• Work instructions:
A – From the overview of The Chemistry of Death TV series, list every actor named under "Starring".
B – Extend the overview of The Chemistry of Death TV series past its final sentence.

• Passage provided:

++++++

- Genre: Thriller
- Created by: Simon Beckett
- Based on: The Chemistry of Death by Simon Beckett
- Written by: Sukey Venables Fisher
- Directed by: Richard Clark
- Starring: Harry Treadaway Samuel Anderson Jefferson Hall Jeanne Goursaud
- Country of origin: United Kingdom
- Original language: English
- No. of seasons: 1
- No. of episodes: 6

Production
- Executive producers: Dixie Linder Nick Marston Peter Nadermann Richard Clark Simon Beckett Sukey Venables Fisher
- Producer: Matt Carver
- Cinematography: Tim Sidell
- Editor: Derek Holland
- Running time: 45 minutes
- Production company: Cuba Pictures

Original release
- Network: Paramount+
- Release: 12 January – 16 February 2023

= The Chemistry of Death (TV series) =

German/British television series

The Chemistry of Death is a German/British television series based on the novel of the same name by crime fiction writer Simon Beckett. The series stars Harry Treadaway, Samuel Anderson, Jefferson Hall and Jeanne Goursaud. It premiered on 12 January 2023 in Germany and on 19 January 2023 in the United Kingdom.

== Plot ==
Based on the best-selling novel The Chemistry of Death, the series tells the story of Dr. David Hunter, who was forced by a tragic stroke of fate to give up his profession as a forensic pathologist. He has set up a new life in a small village called Manham. There he works as a partner to the village doctor, Dr. Maitland. When the local police ask him to help solve a murder case, the ghosts of his past plague him. Now Hunter has to decide whether to turn away or return to his old life, which he actually wanted to leave behind forever. Even as the demons of his past haunt him, Hunter decides to return to work for the police and is drawn into cases that bring him to his limits.

++++++

• Region and label listings:
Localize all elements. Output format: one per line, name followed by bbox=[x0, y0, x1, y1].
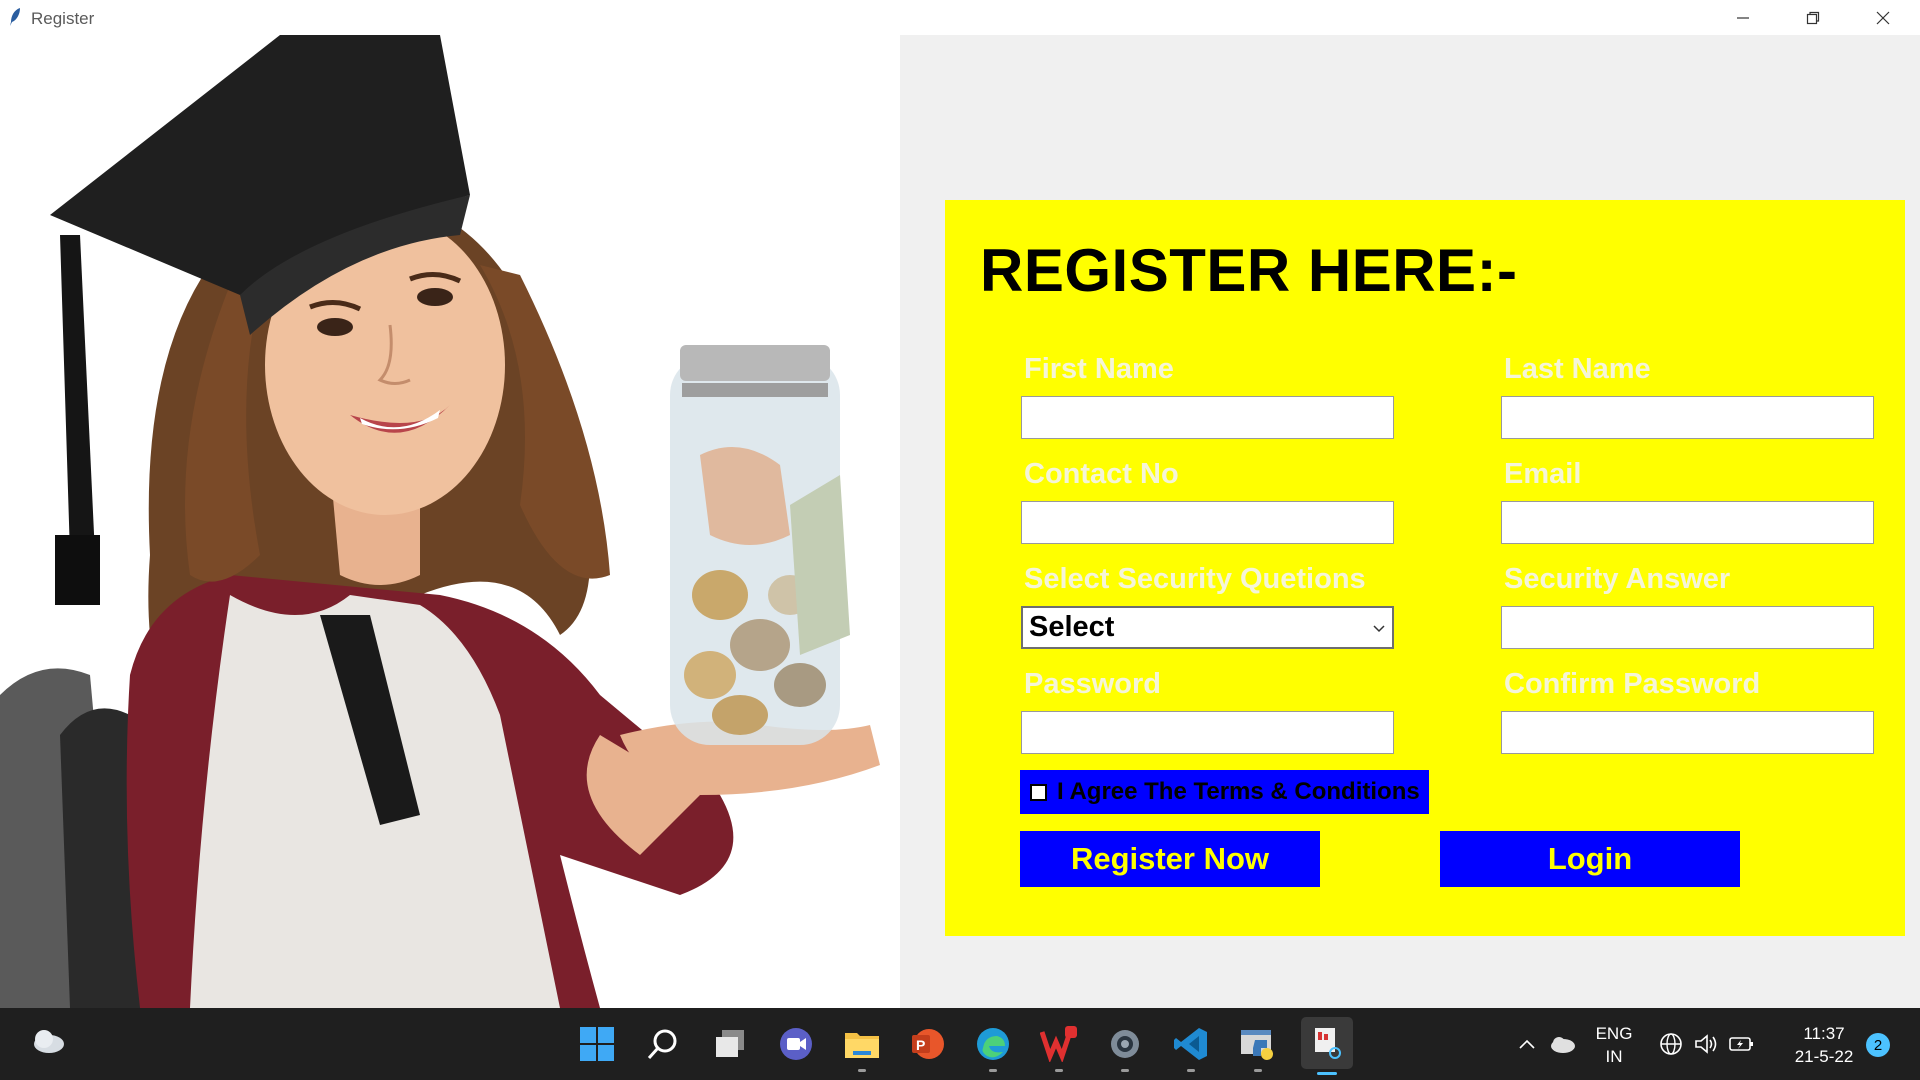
email-label: Email bbox=[1504, 458, 1582, 490]
vscode-icon[interactable] bbox=[1169, 1022, 1213, 1072]
window-title: Register bbox=[31, 9, 95, 28]
minimize-icon bbox=[1737, 16, 1749, 19]
volume-icon[interactable] bbox=[1686, 1022, 1726, 1066]
clock-time: 11:37 bbox=[1803, 1024, 1845, 1043]
first-name-label: First Name bbox=[1024, 353, 1174, 385]
student-with-coin-jar-illustration bbox=[0, 35, 880, 1008]
close-icon bbox=[1876, 11, 1890, 24]
security-question-label: Select Security Quetions bbox=[1024, 563, 1366, 595]
terms-checkbox[interactable] bbox=[1030, 783, 1047, 801]
terms-checkbox-row[interactable]: I Agree The Terms & Conditions bbox=[1020, 770, 1429, 814]
search-icon[interactable] bbox=[641, 1022, 685, 1066]
wps-icon[interactable] bbox=[1037, 1022, 1081, 1072]
close-button[interactable] bbox=[1852, 0, 1914, 35]
snipping-tool-icon[interactable] bbox=[1301, 1017, 1353, 1075]
register-now-button[interactable]: Register Now bbox=[1020, 831, 1320, 887]
language-indicator[interactable]: ENG IN bbox=[1592, 1022, 1636, 1068]
meet-icon[interactable] bbox=[774, 1022, 818, 1066]
confirm-password-label: Confirm Password bbox=[1504, 668, 1761, 700]
start-icon[interactable] bbox=[575, 1022, 619, 1066]
terms-label: I Agree The Terms & Conditions bbox=[1057, 778, 1420, 805]
chevron-down-icon bbox=[1373, 624, 1385, 632]
last-name-label: Last Name bbox=[1504, 353, 1651, 385]
network-icon[interactable] bbox=[1651, 1022, 1691, 1066]
language-bottom: IN bbox=[1605, 1047, 1623, 1066]
contact-no-label: Contact No bbox=[1024, 458, 1179, 490]
minimize-button[interactable] bbox=[1712, 0, 1774, 35]
python-idle-icon[interactable] bbox=[1236, 1022, 1280, 1072]
confirm-password-field[interactable] bbox=[1501, 711, 1874, 754]
security-question-select[interactable]: Select bbox=[1021, 606, 1394, 649]
first-name-field[interactable] bbox=[1021, 396, 1394, 439]
powerpoint-icon[interactable]: P bbox=[905, 1022, 949, 1066]
feather-app-icon bbox=[10, 8, 20, 26]
contact-no-field[interactable] bbox=[1021, 501, 1394, 544]
task-view-icon[interactable] bbox=[708, 1022, 752, 1066]
student-photo bbox=[0, 35, 900, 1008]
battery-charging-icon[interactable] bbox=[1722, 1022, 1762, 1066]
restore-button[interactable] bbox=[1782, 0, 1844, 35]
page-title: REGISTER HERE:- bbox=[980, 237, 1518, 304]
title-bar: Register bbox=[0, 0, 1920, 35]
onedrive-cloud-icon[interactable] bbox=[1541, 1022, 1585, 1066]
edge-icon[interactable] bbox=[971, 1022, 1015, 1072]
register-card: REGISTER HERE:- First Name Last Name Con… bbox=[945, 200, 1905, 936]
security-answer-label: Security Answer bbox=[1504, 563, 1731, 595]
security-question-selected: Select bbox=[1029, 611, 1115, 643]
restore-icon bbox=[1806, 11, 1820, 24]
svg-text:P: P bbox=[916, 1037, 925, 1053]
weather-icon[interactable] bbox=[26, 1019, 70, 1063]
clock[interactable]: 11:37 21-5-22 bbox=[1782, 1022, 1866, 1068]
notification-badge[interactable]: 2 bbox=[1866, 1033, 1890, 1057]
clock-date: 21-5-22 bbox=[1794, 1047, 1854, 1066]
last-name-field[interactable] bbox=[1501, 396, 1874, 439]
email-field[interactable] bbox=[1501, 501, 1874, 544]
password-field[interactable] bbox=[1021, 711, 1394, 754]
password-label: Password bbox=[1024, 668, 1161, 700]
login-button[interactable]: Login bbox=[1440, 831, 1740, 887]
file-explorer-icon[interactable] bbox=[840, 1022, 884, 1072]
settings-icon[interactable] bbox=[1103, 1022, 1147, 1072]
language-top: ENG bbox=[1595, 1024, 1633, 1043]
security-answer-field[interactable] bbox=[1501, 606, 1874, 649]
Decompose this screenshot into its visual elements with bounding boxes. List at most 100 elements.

++++++

• Answers per task:
A – Harry Treadaway, Samuel Anderson, Jefferson Hall, Jeanne Goursaud

B –
== Cast and characters ==
- Harry Treadaway as David Hunter
- Samuel Anderson as DCI Mackenzie
- Jefferson Hall as Ben Anders
- Jeanne Goursaud as Jenny Krause
- Lucian Msamati as Dr. Henri Maitland
- Neve McIntosh as DS Josie Fraser
- Stuart Campbell as PC Duncan McKinney
- Samuel Creasey as Dan Mason
- Katie Leung as Maggie Cassidy
- Stuart Bowman as Iain Kinross
- David Hayman as Brody
- Amy Manson as Ellen McLeod
- Nick Blood as Michael Strachan
- Amy Nuttall as Grace Strachan
- Hardy Krüger Jr. as Gunther

== Release ==
The series was first announced in June 2022 in conjunction with the announcement that the Paramount+ streaming service would be starting in Germany with their own original programmes. The series was released in January 2023 with one episode per week.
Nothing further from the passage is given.